> Recorded data:

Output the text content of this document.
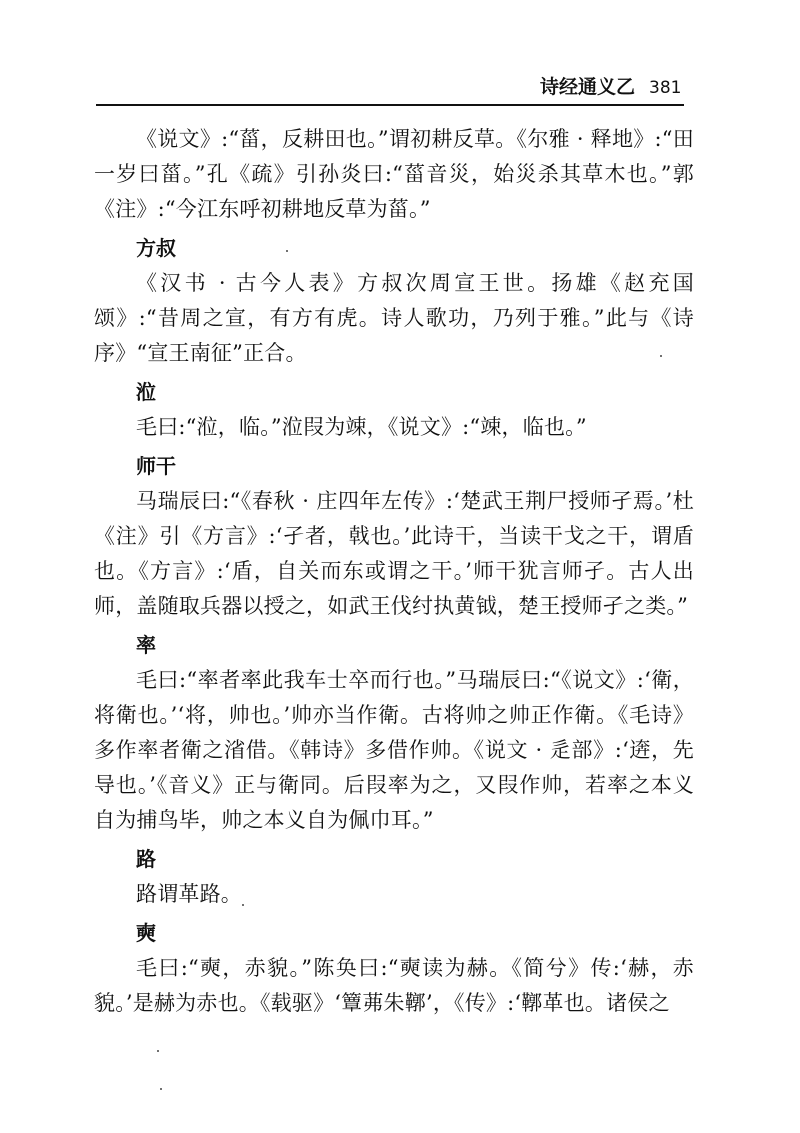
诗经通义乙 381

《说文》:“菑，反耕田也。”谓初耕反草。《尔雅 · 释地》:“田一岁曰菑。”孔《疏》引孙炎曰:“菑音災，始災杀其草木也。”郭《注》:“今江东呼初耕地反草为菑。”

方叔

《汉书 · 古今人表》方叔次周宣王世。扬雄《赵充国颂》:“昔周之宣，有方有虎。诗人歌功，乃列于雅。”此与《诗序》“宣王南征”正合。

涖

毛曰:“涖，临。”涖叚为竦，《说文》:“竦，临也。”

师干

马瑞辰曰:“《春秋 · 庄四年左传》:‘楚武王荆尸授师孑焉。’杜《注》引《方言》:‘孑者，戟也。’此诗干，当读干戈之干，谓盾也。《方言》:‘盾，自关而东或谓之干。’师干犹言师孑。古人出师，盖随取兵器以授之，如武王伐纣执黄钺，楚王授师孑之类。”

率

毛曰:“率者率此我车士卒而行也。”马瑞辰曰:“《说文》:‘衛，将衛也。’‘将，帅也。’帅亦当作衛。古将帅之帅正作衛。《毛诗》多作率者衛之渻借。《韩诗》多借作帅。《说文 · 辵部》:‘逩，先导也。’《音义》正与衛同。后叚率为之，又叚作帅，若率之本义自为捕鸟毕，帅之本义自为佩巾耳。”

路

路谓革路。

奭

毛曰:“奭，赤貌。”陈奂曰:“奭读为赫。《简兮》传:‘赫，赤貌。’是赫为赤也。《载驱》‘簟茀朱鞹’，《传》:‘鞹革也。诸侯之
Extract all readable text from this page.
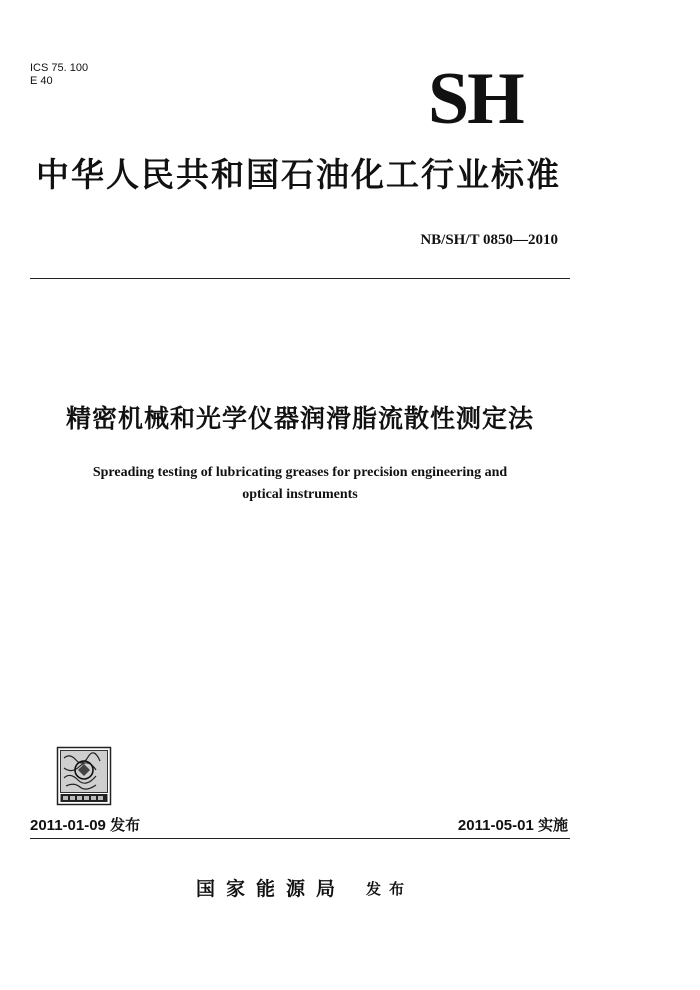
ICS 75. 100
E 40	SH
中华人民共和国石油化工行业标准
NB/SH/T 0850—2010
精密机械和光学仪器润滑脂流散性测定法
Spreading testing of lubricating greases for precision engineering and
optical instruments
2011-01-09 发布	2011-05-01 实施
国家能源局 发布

* * *

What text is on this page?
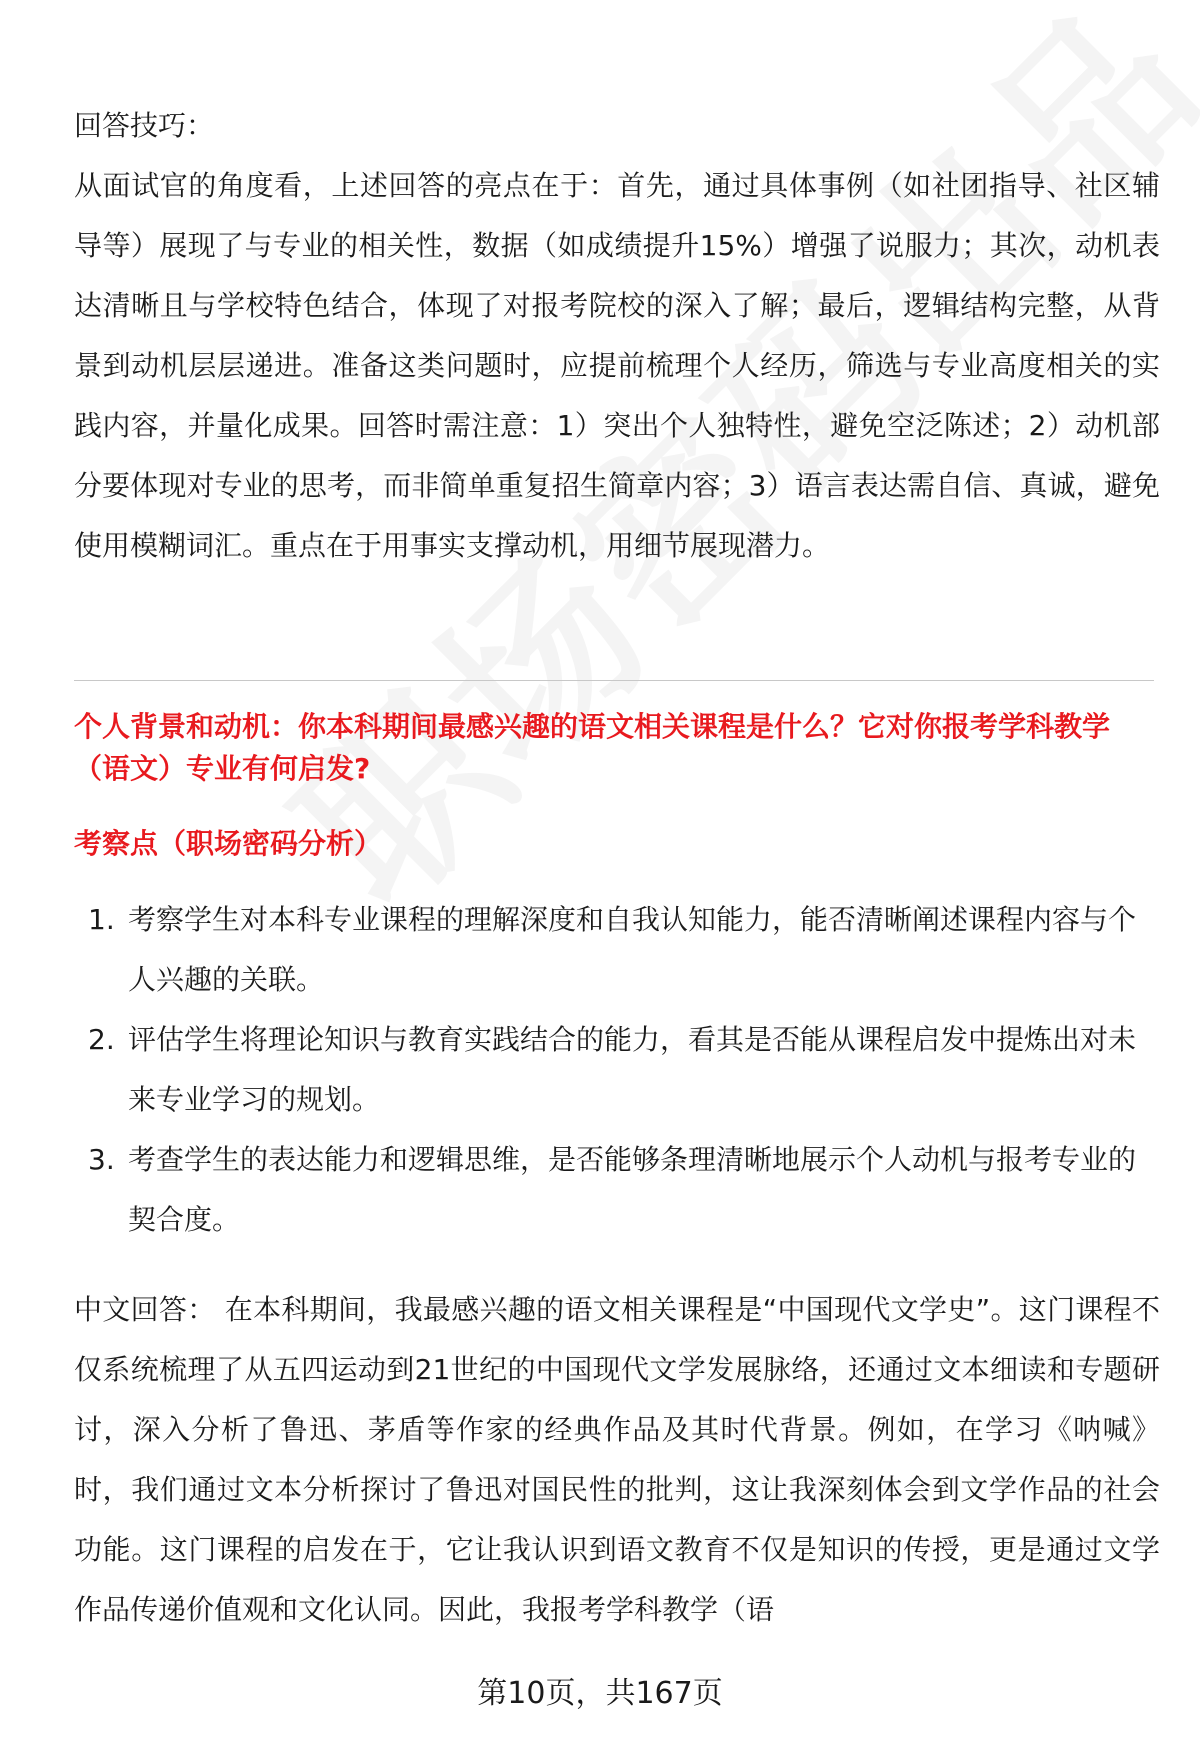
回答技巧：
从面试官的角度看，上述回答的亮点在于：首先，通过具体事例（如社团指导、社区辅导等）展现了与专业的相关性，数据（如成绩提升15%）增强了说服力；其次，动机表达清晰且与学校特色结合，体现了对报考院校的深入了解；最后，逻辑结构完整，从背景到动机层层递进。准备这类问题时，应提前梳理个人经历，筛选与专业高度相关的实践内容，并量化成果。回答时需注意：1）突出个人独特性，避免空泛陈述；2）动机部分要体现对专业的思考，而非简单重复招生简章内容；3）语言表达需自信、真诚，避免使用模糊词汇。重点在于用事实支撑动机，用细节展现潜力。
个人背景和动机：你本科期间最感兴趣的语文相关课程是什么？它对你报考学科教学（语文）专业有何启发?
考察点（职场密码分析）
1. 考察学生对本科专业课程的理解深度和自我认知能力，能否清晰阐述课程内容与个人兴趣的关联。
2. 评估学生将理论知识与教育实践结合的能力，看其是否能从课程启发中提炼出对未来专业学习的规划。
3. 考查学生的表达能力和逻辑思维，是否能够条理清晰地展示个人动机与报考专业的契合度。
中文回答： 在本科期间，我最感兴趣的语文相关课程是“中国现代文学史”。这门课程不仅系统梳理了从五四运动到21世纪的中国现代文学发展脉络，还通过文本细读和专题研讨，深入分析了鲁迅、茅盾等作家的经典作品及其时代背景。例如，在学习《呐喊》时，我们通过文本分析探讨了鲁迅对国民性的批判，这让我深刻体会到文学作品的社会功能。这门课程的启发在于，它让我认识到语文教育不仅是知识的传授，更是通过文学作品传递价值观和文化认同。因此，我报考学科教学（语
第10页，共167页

> STATED GOAL:
Wherever the word "text" occurs in a line of the listing, copy that line.

> EXPECTED ANSWER:
Output the text content of this document.
Extract all readable text from this page.
What text is on this page?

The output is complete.